— Stated goal —
Where does the string "right" appear in the records? Copy every line that contains it.

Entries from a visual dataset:

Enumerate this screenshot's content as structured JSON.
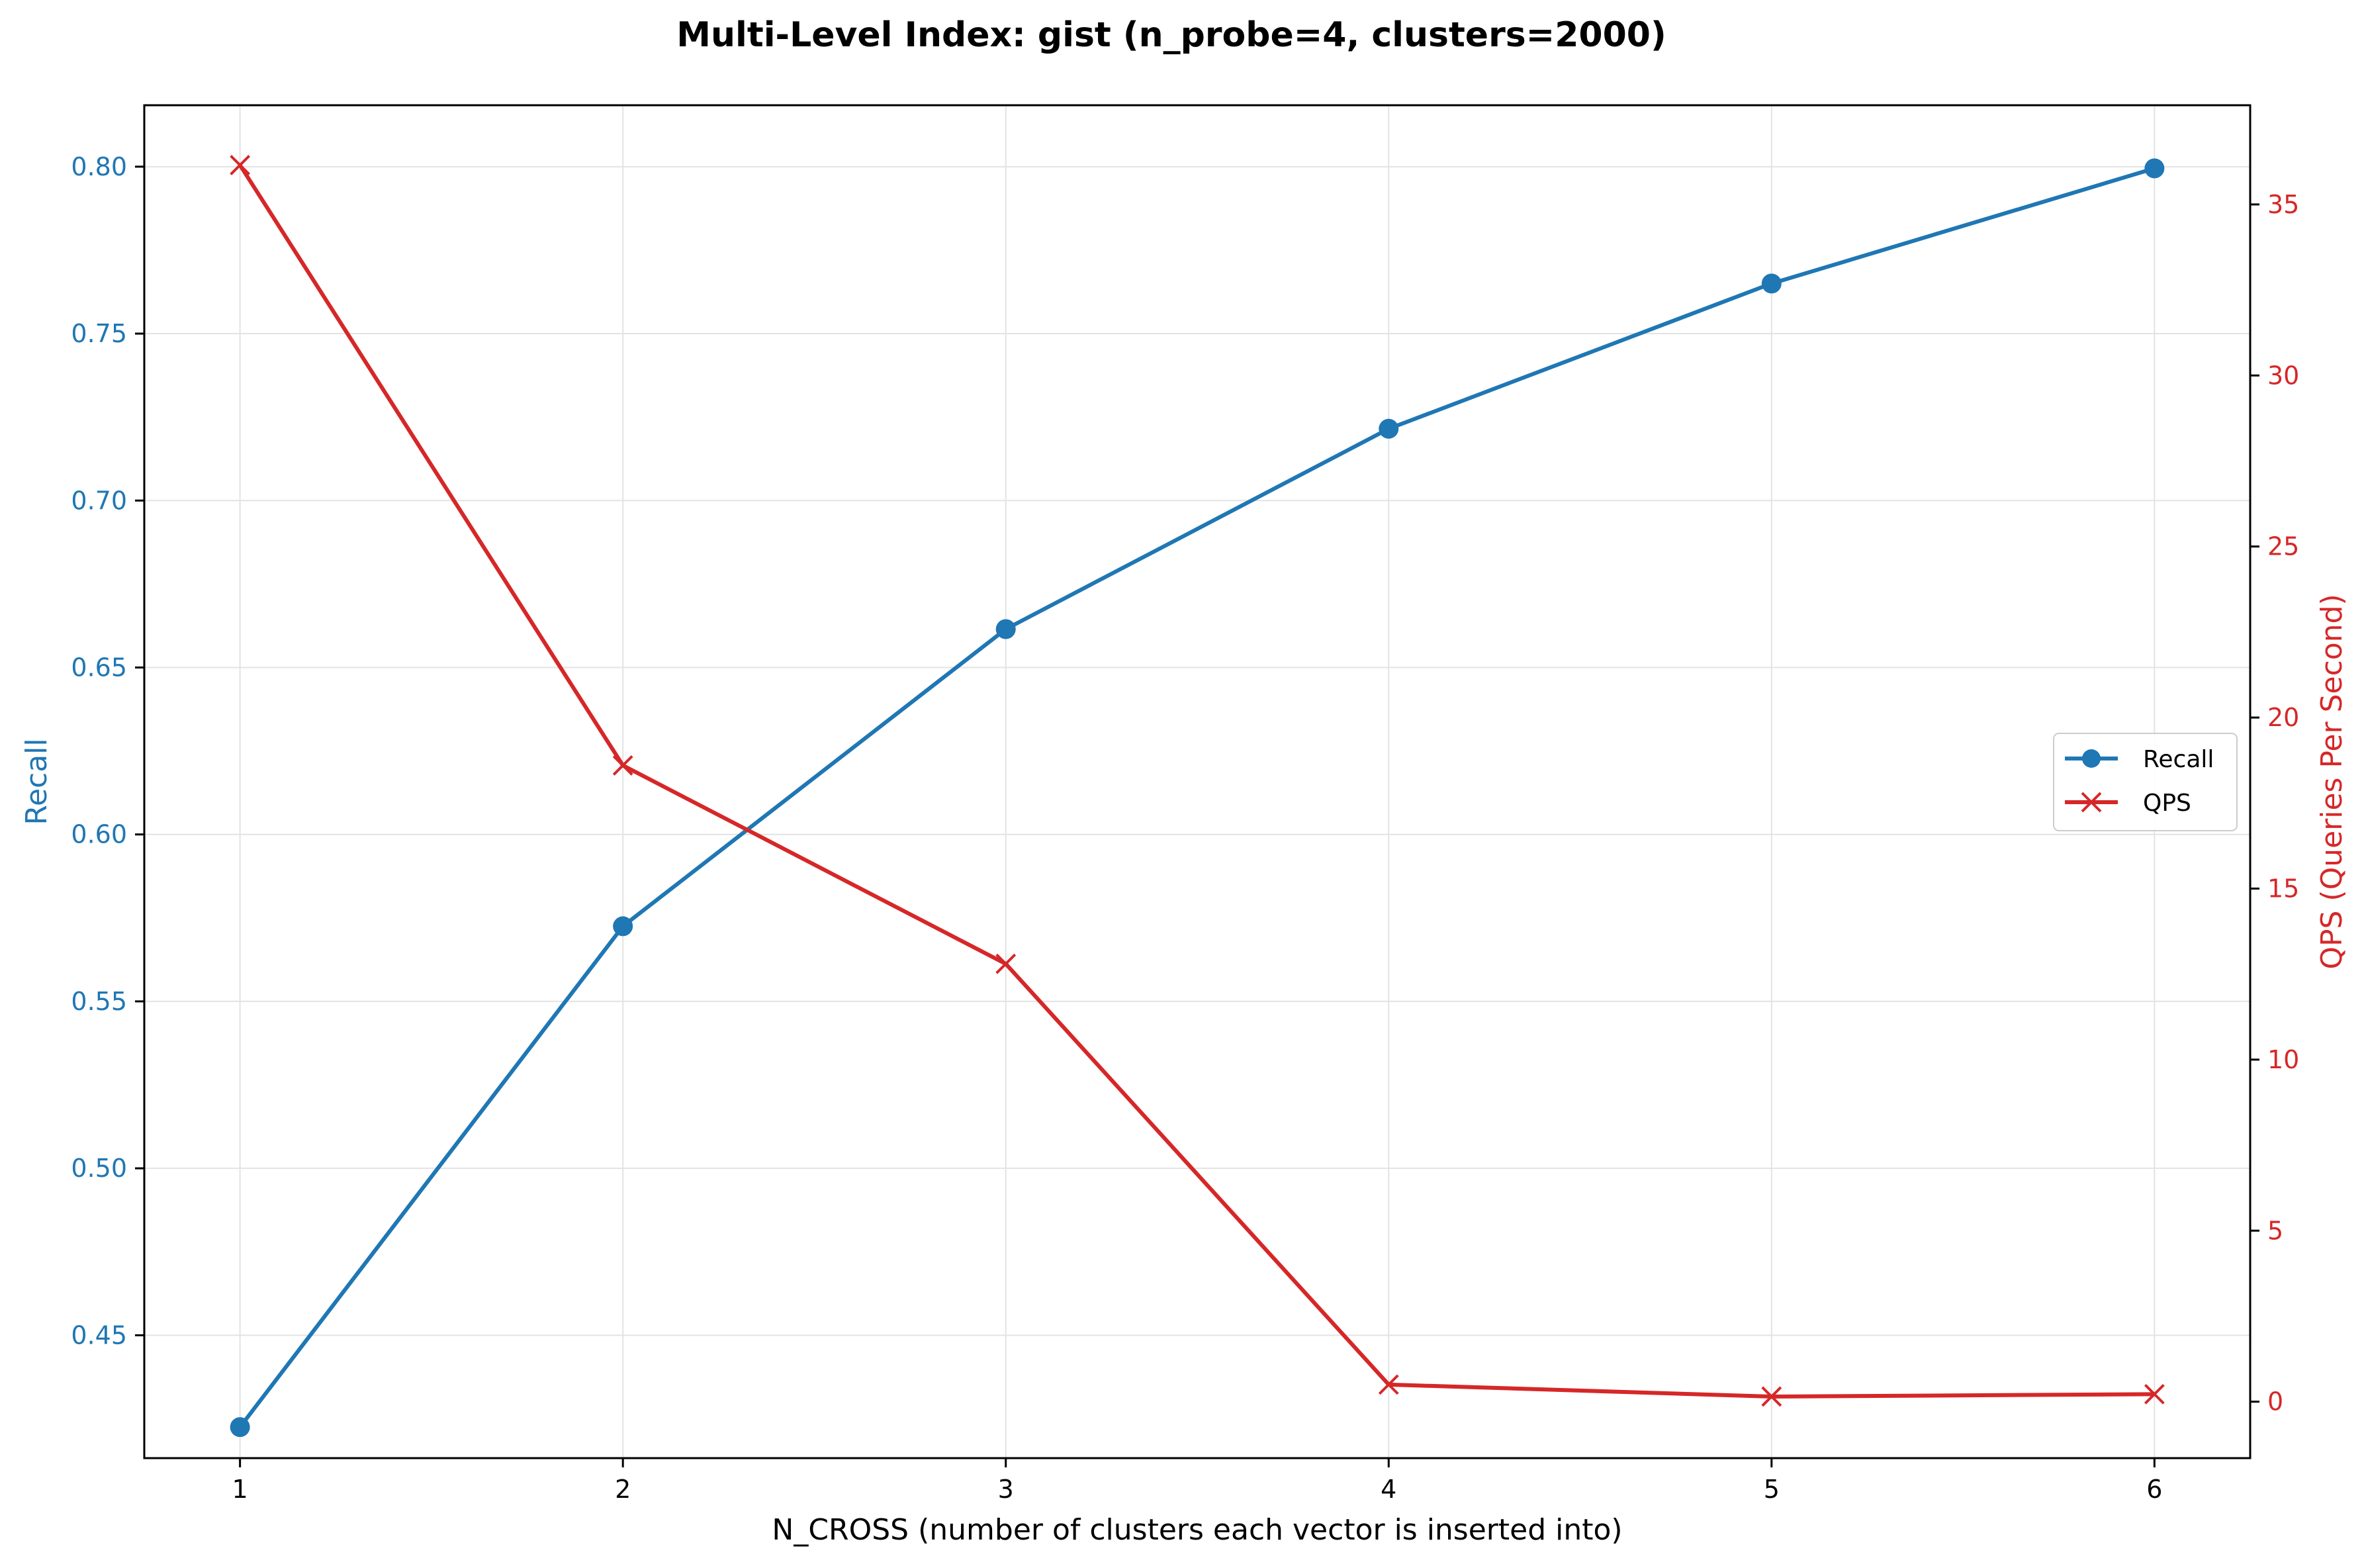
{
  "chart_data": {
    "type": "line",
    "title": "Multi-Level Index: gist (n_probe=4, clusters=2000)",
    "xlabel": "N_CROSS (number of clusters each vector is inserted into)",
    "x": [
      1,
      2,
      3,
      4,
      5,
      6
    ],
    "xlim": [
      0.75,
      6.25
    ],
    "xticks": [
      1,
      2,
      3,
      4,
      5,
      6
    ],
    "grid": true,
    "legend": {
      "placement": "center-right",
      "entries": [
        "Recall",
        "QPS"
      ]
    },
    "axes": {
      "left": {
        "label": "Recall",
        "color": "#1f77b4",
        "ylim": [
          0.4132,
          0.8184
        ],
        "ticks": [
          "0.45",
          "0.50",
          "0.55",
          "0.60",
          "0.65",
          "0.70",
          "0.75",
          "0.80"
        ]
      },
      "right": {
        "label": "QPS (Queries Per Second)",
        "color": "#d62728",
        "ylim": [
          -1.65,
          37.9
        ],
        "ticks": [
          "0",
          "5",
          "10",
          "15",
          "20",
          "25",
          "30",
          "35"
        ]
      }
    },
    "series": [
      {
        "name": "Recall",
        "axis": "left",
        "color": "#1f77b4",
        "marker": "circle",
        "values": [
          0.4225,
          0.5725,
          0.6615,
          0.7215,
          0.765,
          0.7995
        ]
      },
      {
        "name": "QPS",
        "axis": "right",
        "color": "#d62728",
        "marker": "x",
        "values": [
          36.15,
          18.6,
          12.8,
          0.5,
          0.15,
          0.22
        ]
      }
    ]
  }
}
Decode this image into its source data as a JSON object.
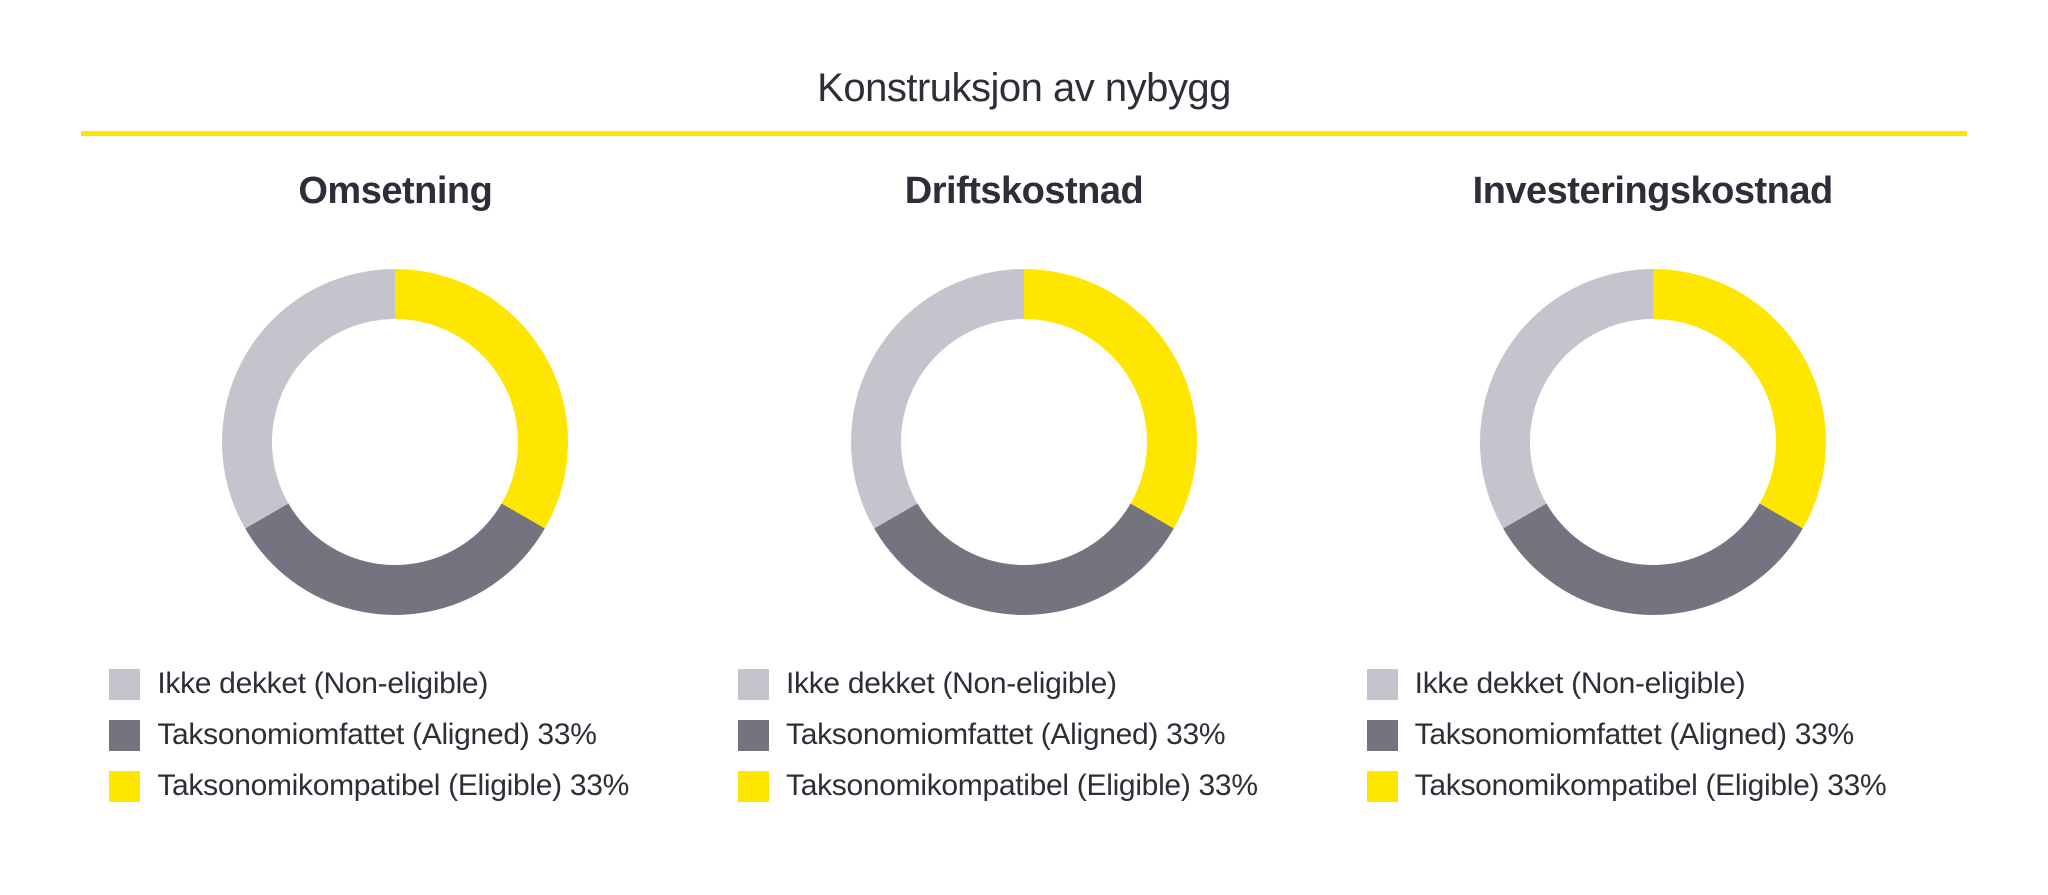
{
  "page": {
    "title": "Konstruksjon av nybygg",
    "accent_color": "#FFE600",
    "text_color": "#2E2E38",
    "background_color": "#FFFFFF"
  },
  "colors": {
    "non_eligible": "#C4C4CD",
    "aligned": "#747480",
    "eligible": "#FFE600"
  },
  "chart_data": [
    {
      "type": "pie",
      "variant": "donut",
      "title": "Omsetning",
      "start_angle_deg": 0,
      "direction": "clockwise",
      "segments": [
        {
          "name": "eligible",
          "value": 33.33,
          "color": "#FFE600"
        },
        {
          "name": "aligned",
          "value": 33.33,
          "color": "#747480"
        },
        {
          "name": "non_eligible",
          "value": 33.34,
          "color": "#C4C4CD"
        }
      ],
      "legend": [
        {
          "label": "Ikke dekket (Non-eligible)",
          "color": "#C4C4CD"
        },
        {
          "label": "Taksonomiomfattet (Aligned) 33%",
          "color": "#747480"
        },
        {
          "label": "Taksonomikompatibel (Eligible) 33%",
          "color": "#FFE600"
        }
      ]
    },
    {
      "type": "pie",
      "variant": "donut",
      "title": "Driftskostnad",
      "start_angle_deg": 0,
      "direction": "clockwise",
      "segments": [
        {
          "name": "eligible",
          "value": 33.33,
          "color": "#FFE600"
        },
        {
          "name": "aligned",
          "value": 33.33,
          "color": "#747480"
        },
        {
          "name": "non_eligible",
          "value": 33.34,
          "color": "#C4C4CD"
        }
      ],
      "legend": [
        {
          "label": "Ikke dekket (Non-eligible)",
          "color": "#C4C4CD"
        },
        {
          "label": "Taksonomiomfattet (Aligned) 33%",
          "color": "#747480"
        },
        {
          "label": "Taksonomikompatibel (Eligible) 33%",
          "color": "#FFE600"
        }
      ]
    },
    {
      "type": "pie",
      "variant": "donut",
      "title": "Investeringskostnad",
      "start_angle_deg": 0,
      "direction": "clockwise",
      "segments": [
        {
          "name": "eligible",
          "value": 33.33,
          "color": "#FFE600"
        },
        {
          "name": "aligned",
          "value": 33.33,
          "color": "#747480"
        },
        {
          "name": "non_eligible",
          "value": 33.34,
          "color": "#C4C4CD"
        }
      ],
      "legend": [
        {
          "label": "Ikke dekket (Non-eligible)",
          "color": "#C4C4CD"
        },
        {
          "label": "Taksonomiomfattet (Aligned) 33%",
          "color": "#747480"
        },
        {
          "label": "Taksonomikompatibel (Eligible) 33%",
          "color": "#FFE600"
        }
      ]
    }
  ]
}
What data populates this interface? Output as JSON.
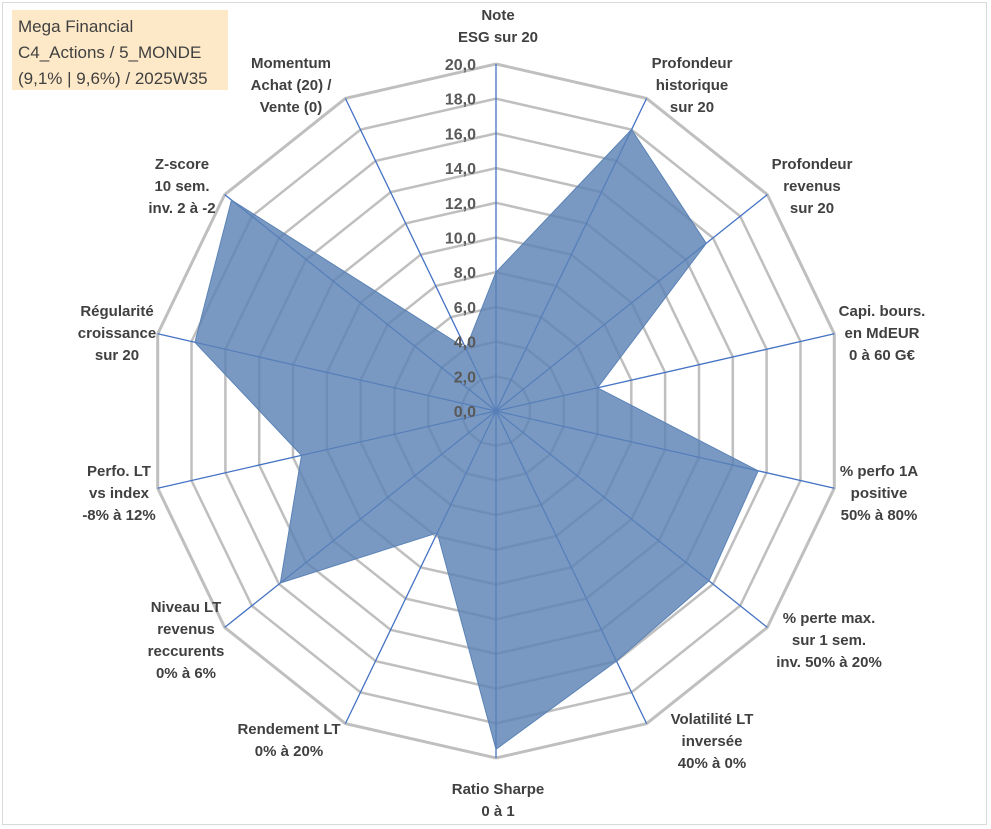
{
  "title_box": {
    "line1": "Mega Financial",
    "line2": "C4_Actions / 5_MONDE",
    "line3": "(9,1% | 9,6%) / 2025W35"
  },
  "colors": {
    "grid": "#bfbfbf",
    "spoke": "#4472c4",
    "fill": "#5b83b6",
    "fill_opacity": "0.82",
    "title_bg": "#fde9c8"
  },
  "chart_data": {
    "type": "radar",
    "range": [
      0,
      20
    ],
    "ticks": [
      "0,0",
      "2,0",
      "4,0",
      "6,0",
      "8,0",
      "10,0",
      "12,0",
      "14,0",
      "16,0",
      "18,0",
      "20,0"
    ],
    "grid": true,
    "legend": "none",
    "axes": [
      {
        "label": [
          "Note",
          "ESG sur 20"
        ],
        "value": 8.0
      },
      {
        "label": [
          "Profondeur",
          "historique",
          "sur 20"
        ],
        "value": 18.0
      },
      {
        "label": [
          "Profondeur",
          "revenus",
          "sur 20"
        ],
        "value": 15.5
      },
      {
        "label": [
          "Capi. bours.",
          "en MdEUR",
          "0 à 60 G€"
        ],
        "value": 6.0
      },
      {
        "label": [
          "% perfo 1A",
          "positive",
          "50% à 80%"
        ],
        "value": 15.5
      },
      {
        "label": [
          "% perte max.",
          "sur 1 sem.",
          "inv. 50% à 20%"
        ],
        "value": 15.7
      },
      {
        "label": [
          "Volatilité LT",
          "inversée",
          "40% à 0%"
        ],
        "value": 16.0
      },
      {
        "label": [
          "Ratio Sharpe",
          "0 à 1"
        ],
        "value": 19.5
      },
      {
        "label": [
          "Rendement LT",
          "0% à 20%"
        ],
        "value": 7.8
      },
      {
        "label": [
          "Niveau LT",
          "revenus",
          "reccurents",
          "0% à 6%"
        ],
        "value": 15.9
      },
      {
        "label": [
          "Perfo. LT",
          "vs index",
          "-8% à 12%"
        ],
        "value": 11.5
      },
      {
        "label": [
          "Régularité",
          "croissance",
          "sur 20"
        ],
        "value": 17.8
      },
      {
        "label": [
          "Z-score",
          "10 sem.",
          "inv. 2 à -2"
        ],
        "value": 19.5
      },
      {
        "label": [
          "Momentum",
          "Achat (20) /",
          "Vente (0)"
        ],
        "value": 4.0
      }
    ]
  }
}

— Finished answer —
      "placement": "center-right",
      "right": {
        "axis": "right",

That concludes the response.